▶ **YOUR TASK**
Could you write out every record below exactly, leaving out any pictures?

::: INPUT RECORDS :::

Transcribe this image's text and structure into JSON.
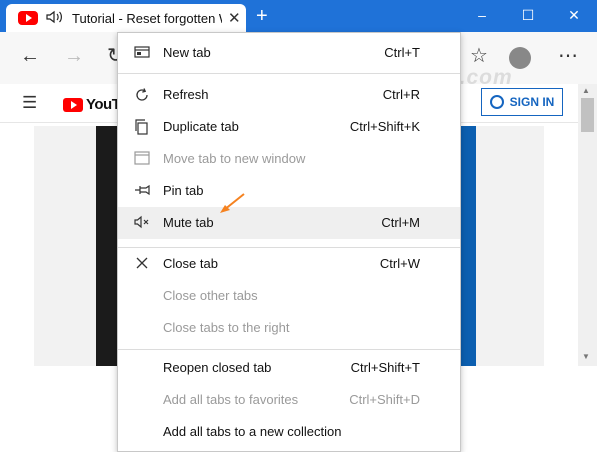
{
  "tab": {
    "title": "Tutorial - Reset forgotten W",
    "close": "✕"
  },
  "window": {
    "newtab": "+",
    "minimize": "–",
    "maximize": "☐",
    "close": "✕"
  },
  "toolbar": {
    "back": "←",
    "forward": "→",
    "refresh": "↻",
    "favorite": "☆",
    "more": "⋯"
  },
  "youtube": {
    "logo_text": "YouTube",
    "signin": "SIGN IN",
    "hamburger": "☰"
  },
  "watermark": "top-password.com",
  "menu": {
    "items": [
      {
        "label": "New tab",
        "shortcut": "Ctrl+T",
        "icon": "new-tab-icon",
        "disabled": false
      },
      {
        "label": "Refresh",
        "shortcut": "Ctrl+R",
        "icon": "refresh-icon",
        "disabled": false
      },
      {
        "label": "Duplicate tab",
        "shortcut": "Ctrl+Shift+K",
        "icon": "duplicate-icon",
        "disabled": false
      },
      {
        "label": "Move tab to new window",
        "shortcut": "",
        "icon": "window-icon",
        "disabled": true
      },
      {
        "label": "Pin tab",
        "shortcut": "",
        "icon": "pin-icon",
        "disabled": false
      },
      {
        "label": "Mute tab",
        "shortcut": "Ctrl+M",
        "icon": "mute-icon",
        "disabled": false
      },
      {
        "label": "Close tab",
        "shortcut": "Ctrl+W",
        "icon": "close-icon",
        "disabled": false
      },
      {
        "label": "Close other tabs",
        "shortcut": "",
        "icon": "",
        "disabled": true
      },
      {
        "label": "Close tabs to the right",
        "shortcut": "",
        "icon": "",
        "disabled": true
      },
      {
        "label": "Reopen closed tab",
        "shortcut": "Ctrl+Shift+T",
        "icon": "",
        "disabled": false
      },
      {
        "label": "Add all tabs to favorites",
        "shortcut": "Ctrl+Shift+D",
        "icon": "",
        "disabled": true
      },
      {
        "label": "Add all tabs to a new collection",
        "shortcut": "",
        "icon": "",
        "disabled": false
      }
    ]
  }
}
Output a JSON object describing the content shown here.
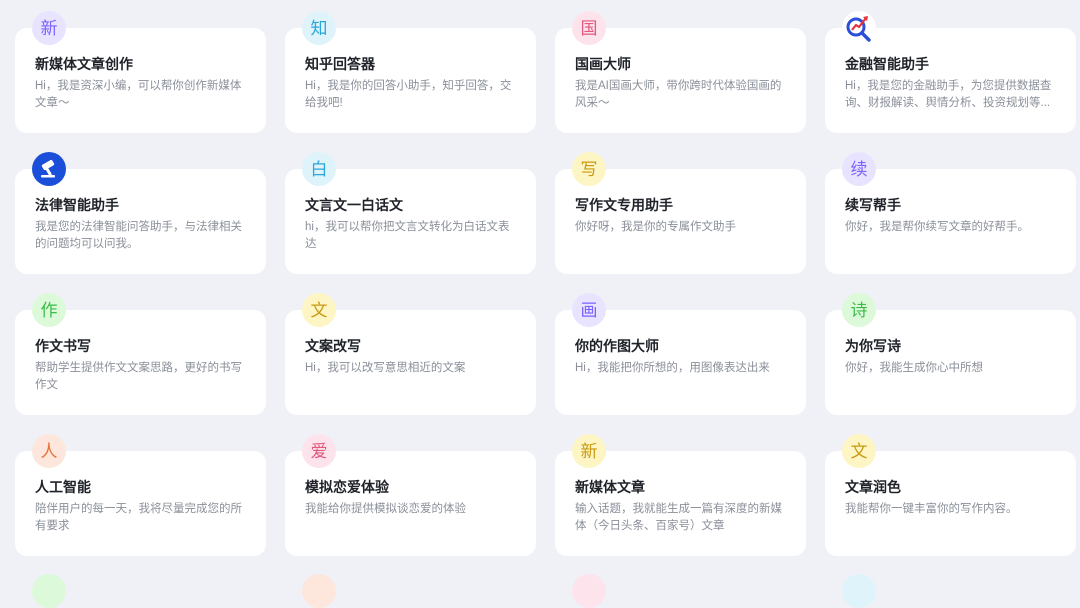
{
  "cards": [
    {
      "title": "新媒体文章创作",
      "desc": "Hi，我是资深小编，可以帮你创作新媒体文章～",
      "avatar_char": "新",
      "avatar_bg": "#e8e4ff",
      "avatar_color": "#7b61ff"
    },
    {
      "title": "知乎回答器",
      "desc": "Hi，我是你的回答小助手，知乎回答，交给我吧!",
      "avatar_char": "知",
      "avatar_bg": "#dff3fb",
      "avatar_color": "#2aa6d8"
    },
    {
      "title": "国画大师",
      "desc": "我是AI国画大师，带你跨时代体验国画的风采～",
      "avatar_char": "国",
      "avatar_bg": "#fde4ec",
      "avatar_color": "#e4577f"
    },
    {
      "title": "金融智能助手",
      "desc": "Hi，我是您的金融助手，为您提供数据查询、财报解读、舆情分析、投资规划等...",
      "avatar_icon": "finance-magnifier-logo"
    },
    {
      "title": "法律智能助手",
      "desc": "我是您的法律智能问答助手，与法律相关的问题均可以问我。",
      "avatar_icon": "law-gavel-logo"
    },
    {
      "title": "文言文一白话文",
      "desc": "hi，我可以帮你把文言文转化为白话文表达",
      "avatar_char": "白",
      "avatar_bg": "#dff3fb",
      "avatar_color": "#2aa6d8"
    },
    {
      "title": "写作文专用助手",
      "desc": "你好呀，我是你的专属作文助手",
      "avatar_char": "写",
      "avatar_bg": "#fdf5c4",
      "avatar_color": "#c99a12"
    },
    {
      "title": "续写帮手",
      "desc": "你好，我是帮你续写文章的好帮手。",
      "avatar_char": "续",
      "avatar_bg": "#e8e4ff",
      "avatar_color": "#7b61ff"
    },
    {
      "title": "作文书写",
      "desc": "帮助学生提供作文文案思路，更好的书写作文",
      "avatar_char": "作",
      "avatar_bg": "#dcfad9",
      "avatar_color": "#3dbb4a"
    },
    {
      "title": "文案改写",
      "desc": "Hi，我可以改写意思相近的文案",
      "avatar_char": "文",
      "avatar_bg": "#fdf5c4",
      "avatar_color": "#c99a12"
    },
    {
      "title": "你的作图大师",
      "desc": "Hi，我能把你所想的，用图像表达出来",
      "avatar_char": "画",
      "avatar_bg": "#e8e4ff",
      "avatar_color": "#7b61ff"
    },
    {
      "title": "为你写诗",
      "desc": "你好，我能生成你心中所想",
      "avatar_char": "诗",
      "avatar_bg": "#dcfad9",
      "avatar_color": "#3dbb4a"
    },
    {
      "title": "人工智能",
      "desc": "陪伴用户的每一天，我将尽量完成您的所有要求",
      "avatar_char": "人",
      "avatar_bg": "#fde7dc",
      "avatar_color": "#e6733a"
    },
    {
      "title": "模拟恋爱体验",
      "desc": "我能给你提供模拟谈恋爱的体验",
      "avatar_char": "爱",
      "avatar_bg": "#fde4ec",
      "avatar_color": "#e4577f"
    },
    {
      "title": "新媒体文章",
      "desc": "输入话题，我就能生成一篇有深度的新媒体（今日头条、百家号）文章",
      "avatar_char": "新",
      "avatar_bg": "#fdf5c4",
      "avatar_color": "#c99a12"
    },
    {
      "title": "文章润色",
      "desc": "我能帮你一键丰富你的写作内容。",
      "avatar_char": "文",
      "avatar_bg": "#fdf5c4",
      "avatar_color": "#c99a12"
    }
  ],
  "partial_avatar_colors": [
    "#dcfad9",
    "#fde7dc",
    "#fde4ec",
    "#dff3fb"
  ]
}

:::

▶ **EXERCISE RESULT**
Transcribe this image's text and structure into JSON.
{
  "tab": {
    "title": "Tutorial - Reset forgotten W",
    "close": "✕"
  },
  "window": {
    "newtab": "+",
    "minimize": "–",
    "maximize": "☐",
    "close": "✕"
  },
  "toolbar": {
    "back": "←",
    "forward": "→",
    "refresh": "↻",
    "favorite": "☆",
    "more": "⋯"
  },
  "youtube": {
    "logo_text": "YouTube",
    "signin": "SIGN IN",
    "hamburger": "☰"
  },
  "watermark": "top-password.com",
  "menu": {
    "items": [
      {
        "label": "New tab",
        "shortcut": "Ctrl+T",
        "icon": "new-tab-icon",
        "disabled": false
      },
      {
        "label": "Refresh",
        "shortcut": "Ctrl+R",
        "icon": "refresh-icon",
        "disabled": false
      },
      {
        "label": "Duplicate tab",
        "shortcut": "Ctrl+Shift+K",
        "icon": "duplicate-icon",
        "disabled": false
      },
      {
        "label": "Move tab to new window",
        "shortcut": "",
        "icon": "window-icon",
        "disabled": true
      },
      {
        "label": "Pin tab",
        "shortcut": "",
        "icon": "pin-icon",
        "disabled": false
      },
      {
        "label": "Mute tab",
        "shortcut": "Ctrl+M",
        "icon": "mute-icon",
        "disabled": false
      },
      {
        "label": "Close tab",
        "shortcut": "Ctrl+W",
        "icon": "close-icon",
        "disabled": false
      },
      {
        "label": "Close other tabs",
        "shortcut": "",
        "icon": "",
        "disabled": true
      },
      {
        "label": "Close tabs to the right",
        "shortcut": "",
        "icon": "",
        "disabled": true
      },
      {
        "label": "Reopen closed tab",
        "shortcut": "Ctrl+Shift+T",
        "icon": "",
        "disabled": false
      },
      {
        "label": "Add all tabs to favorites",
        "shortcut": "Ctrl+Shift+D",
        "icon": "",
        "disabled": true
      },
      {
        "label": "Add all tabs to a new collection",
        "shortcut": "",
        "icon": "",
        "disabled": false
      }
    ]
  }
}
Output a JSON object describing the content shown here.
{
  "cards": [
    {
      "title": "新媒体文章创作",
      "desc": "Hi，我是资深小编，可以帮你创作新媒体文章～",
      "avatar_char": "新",
      "avatar_bg": "#e8e4ff",
      "avatar_color": "#7b61ff"
    },
    {
      "title": "知乎回答器",
      "desc": "Hi，我是你的回答小助手，知乎回答，交给我吧!",
      "avatar_char": "知",
      "avatar_bg": "#dff3fb",
      "avatar_color": "#2aa6d8"
    },
    {
      "title": "国画大师",
      "desc": "我是AI国画大师，带你跨时代体验国画的风采～",
      "avatar_char": "国",
      "avatar_bg": "#fde4ec",
      "avatar_color": "#e4577f"
    },
    {
      "title": "金融智能助手",
      "desc": "Hi，我是您的金融助手，为您提供数据查询、财报解读、舆情分析、投资规划等...",
      "avatar_icon": "finance-magnifier-logo"
    },
    {
      "title": "法律智能助手",
      "desc": "我是您的法律智能问答助手，与法律相关的问题均可以问我。",
      "avatar_icon": "law-gavel-logo"
    },
    {
      "title": "文言文一白话文",
      "desc": "hi，我可以帮你把文言文转化为白话文表达",
      "avatar_char": "白",
      "avatar_bg": "#dff3fb",
      "avatar_color": "#2aa6d8"
    },
    {
      "title": "写作文专用助手",
      "desc": "你好呀，我是你的专属作文助手",
      "avatar_char": "写",
      "avatar_bg": "#fdf5c4",
      "avatar_color": "#c99a12"
    },
    {
      "title": "续写帮手",
      "desc": "你好，我是帮你续写文章的好帮手。",
      "avatar_char": "续",
      "avatar_bg": "#e8e4ff",
      "avatar_color": "#7b61ff"
    },
    {
      "title": "作文书写",
      "desc": "帮助学生提供作文文案思路，更好的书写作文",
      "avatar_char": "作",
      "avatar_bg": "#dcfad9",
      "avatar_color": "#3dbb4a"
    },
    {
      "title": "文案改写",
      "desc": "Hi，我可以改写意思相近的文案",
      "avatar_char": "文",
      "avatar_bg": "#fdf5c4",
      "avatar_color": "#c99a12"
    },
    {
      "title": "你的作图大师",
      "desc": "Hi，我能把你所想的，用图像表达出来",
      "avatar_char": "画",
      "avatar_bg": "#e8e4ff",
      "avatar_color": "#7b61ff"
    },
    {
      "title": "为你写诗",
      "desc": "你好，我能生成你心中所想",
      "avatar_char": "诗",
      "avatar_bg": "#dcfad9",
      "avatar_color": "#3dbb4a"
    },
    {
      "title": "人工智能",
      "desc": "陪伴用户的每一天，我将尽量完成您的所有要求",
      "avatar_char": "人",
      "avatar_bg": "#fde7dc",
      "avatar_color": "#e6733a"
    },
    {
      "title": "模拟恋爱体验",
      "desc": "我能给你提供模拟谈恋爱的体验",
      "avatar_char": "爱",
      "avatar_bg": "#fde4ec",
      "avatar_color": "#e4577f"
    },
    {
      "title": "新媒体文章",
      "desc": "输入话题，我就能生成一篇有深度的新媒体（今日头条、百家号）文章",
      "avatar_char": "新",
      "avatar_bg": "#fdf5c4",
      "avatar_color": "#c99a12"
    },
    {
      "title": "文章润色",
      "desc": "我能帮你一键丰富你的写作内容。",
      "avatar_char": "文",
      "avatar_bg": "#fdf5c4",
      "avatar_color": "#c99a12"
    }
  ],
  "partial_avatar_colors": [
    "#dcfad9",
    "#fde7dc",
    "#fde4ec",
    "#dff3fb"
  ]
}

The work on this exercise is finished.